*Given problem:* Pick out all lines in the listing holding the string "北宋著名文学家" and copy them.

+++ Task material

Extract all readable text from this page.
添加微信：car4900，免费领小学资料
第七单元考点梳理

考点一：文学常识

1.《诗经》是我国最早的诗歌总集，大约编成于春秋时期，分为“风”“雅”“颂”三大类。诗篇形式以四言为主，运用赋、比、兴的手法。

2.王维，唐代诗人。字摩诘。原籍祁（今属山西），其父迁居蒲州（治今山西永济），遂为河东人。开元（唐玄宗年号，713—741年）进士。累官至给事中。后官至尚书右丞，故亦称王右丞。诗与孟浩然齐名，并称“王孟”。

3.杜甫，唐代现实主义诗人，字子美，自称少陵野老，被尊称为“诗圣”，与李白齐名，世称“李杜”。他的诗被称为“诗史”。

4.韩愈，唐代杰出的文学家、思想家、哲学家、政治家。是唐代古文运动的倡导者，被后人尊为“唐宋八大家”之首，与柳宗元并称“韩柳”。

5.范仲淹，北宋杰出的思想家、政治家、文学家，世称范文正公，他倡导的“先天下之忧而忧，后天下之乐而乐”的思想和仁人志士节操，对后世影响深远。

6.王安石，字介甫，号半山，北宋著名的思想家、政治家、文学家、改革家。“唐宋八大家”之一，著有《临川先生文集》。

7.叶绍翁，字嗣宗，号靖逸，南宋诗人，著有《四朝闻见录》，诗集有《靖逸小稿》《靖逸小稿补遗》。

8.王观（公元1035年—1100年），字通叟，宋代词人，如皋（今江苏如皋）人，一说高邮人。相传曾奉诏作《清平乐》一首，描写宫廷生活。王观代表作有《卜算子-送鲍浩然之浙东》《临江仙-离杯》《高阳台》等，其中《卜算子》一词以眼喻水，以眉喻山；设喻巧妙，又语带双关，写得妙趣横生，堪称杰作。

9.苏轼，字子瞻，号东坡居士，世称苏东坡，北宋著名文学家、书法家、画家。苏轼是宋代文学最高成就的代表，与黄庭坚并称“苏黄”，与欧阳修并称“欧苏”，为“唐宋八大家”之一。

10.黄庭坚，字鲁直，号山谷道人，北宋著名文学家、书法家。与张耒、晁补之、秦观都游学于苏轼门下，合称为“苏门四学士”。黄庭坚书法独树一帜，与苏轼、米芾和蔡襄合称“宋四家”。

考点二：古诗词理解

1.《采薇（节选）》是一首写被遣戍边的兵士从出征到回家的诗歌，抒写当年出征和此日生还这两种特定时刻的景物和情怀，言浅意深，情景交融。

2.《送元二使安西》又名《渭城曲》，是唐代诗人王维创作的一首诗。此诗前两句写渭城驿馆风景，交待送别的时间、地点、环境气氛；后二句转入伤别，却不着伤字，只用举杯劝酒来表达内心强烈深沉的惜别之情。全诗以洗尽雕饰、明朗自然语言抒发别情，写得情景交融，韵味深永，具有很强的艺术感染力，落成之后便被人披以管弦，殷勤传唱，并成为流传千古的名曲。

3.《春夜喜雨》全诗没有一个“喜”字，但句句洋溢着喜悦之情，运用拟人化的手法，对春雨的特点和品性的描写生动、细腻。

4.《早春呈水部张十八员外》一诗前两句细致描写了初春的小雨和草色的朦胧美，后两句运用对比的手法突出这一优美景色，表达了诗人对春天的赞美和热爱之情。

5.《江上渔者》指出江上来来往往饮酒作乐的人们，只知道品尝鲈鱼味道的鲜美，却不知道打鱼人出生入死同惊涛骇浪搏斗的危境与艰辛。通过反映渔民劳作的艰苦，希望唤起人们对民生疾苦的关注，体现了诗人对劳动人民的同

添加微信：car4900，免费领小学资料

++++++
+++ Task material

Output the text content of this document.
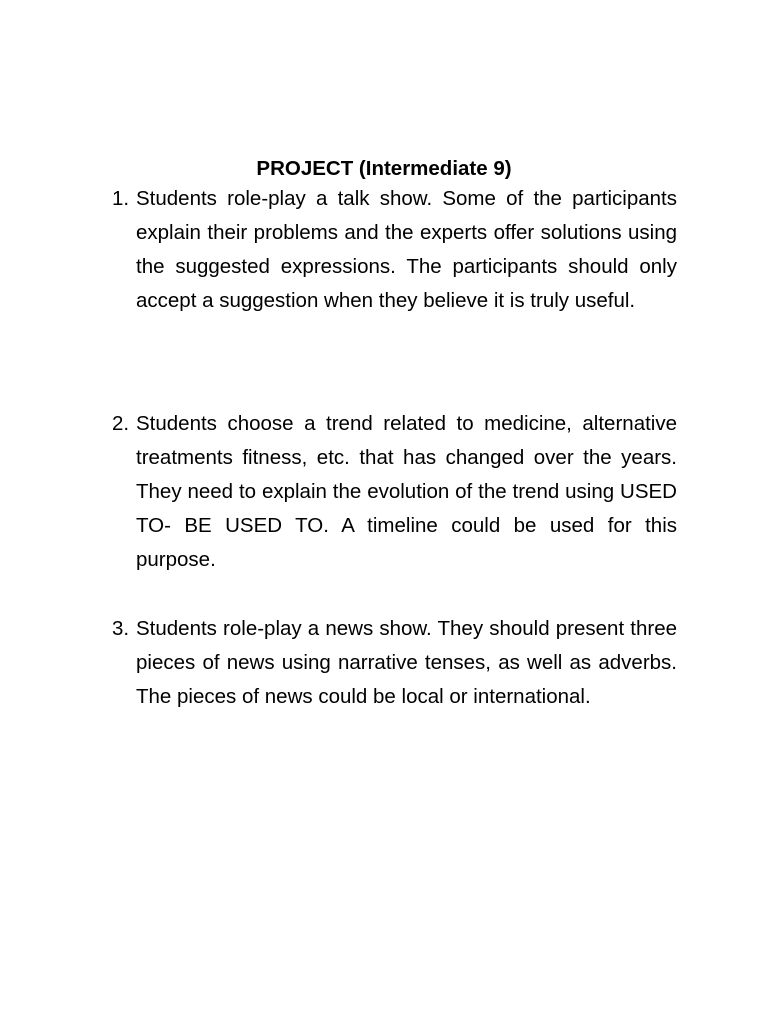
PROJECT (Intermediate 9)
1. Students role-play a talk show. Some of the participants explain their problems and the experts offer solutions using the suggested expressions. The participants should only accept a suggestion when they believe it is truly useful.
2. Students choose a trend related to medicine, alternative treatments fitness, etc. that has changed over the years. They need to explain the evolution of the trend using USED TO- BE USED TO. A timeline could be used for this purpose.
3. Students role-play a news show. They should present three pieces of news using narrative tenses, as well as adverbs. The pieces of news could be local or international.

++++++

*Result of the exercise:*
9.苏轼，字子瞻，号东坡居士，世称苏东坡，北宋著名文学家、书法家、画家。苏轼是宋代文学最高成就的代表，与黄庭坚并称“苏黄”，与欧阳修并称“欧苏”，为“唐宋八大家”之一。
10.黄庭坚，字鲁直，号山谷道人，北宋著名文学家、书法家。与张耒、晁补之、秦观都游学于苏轼门下，合称为“苏门四学士”。黄庭坚书法独树一帜，与苏轼、米芾和蔡襄合称“宋四家”。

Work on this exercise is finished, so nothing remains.